Content starts

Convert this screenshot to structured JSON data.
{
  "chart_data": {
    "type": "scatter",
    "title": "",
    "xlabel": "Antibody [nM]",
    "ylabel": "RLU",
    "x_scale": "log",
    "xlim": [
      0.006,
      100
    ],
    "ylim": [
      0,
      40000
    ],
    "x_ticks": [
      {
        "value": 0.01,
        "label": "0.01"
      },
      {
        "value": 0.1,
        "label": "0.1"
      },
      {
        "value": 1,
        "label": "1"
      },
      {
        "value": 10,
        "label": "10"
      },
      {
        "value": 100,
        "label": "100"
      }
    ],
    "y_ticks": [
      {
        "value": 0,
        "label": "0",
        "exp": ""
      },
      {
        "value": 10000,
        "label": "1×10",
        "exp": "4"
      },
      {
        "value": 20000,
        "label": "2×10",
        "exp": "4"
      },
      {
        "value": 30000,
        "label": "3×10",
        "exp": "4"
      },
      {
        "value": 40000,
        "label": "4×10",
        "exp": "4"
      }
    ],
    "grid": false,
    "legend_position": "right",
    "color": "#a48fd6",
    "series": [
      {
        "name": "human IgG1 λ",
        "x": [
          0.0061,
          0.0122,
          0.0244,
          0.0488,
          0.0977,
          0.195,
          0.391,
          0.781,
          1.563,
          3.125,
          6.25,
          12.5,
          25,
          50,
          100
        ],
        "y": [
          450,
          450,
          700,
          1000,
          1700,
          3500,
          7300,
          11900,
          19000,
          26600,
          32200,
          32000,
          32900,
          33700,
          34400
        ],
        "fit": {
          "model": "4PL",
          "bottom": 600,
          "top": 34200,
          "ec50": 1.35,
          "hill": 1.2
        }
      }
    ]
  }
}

Content ends
Content starts

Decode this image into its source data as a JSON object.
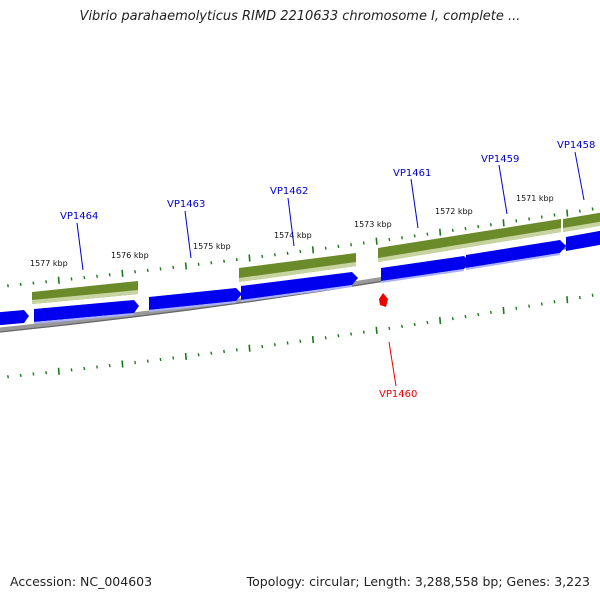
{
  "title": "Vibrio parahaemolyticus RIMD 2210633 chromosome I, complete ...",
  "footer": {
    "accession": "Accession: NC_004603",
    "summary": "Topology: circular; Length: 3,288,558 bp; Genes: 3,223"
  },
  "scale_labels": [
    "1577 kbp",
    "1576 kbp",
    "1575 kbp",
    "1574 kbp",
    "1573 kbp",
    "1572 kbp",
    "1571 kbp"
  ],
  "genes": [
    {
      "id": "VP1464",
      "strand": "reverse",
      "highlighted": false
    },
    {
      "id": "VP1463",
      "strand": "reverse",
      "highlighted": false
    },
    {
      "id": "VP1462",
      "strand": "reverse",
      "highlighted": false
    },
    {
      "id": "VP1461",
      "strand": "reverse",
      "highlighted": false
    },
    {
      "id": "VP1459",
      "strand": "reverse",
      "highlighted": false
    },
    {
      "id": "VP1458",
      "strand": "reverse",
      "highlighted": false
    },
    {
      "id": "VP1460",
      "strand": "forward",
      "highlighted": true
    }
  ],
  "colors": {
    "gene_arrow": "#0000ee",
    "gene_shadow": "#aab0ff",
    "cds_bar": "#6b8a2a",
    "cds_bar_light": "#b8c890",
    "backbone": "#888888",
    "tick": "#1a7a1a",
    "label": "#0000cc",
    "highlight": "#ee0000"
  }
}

Content ends

## TASK INSTRUCTIONS
Pick every line containing the word "JSON" out of the material, and copy those lines.

## OUTPUT FOR THIS TASK
Convert this screenshot to structured JSON data.
Decode this image into its source data as a JSON object.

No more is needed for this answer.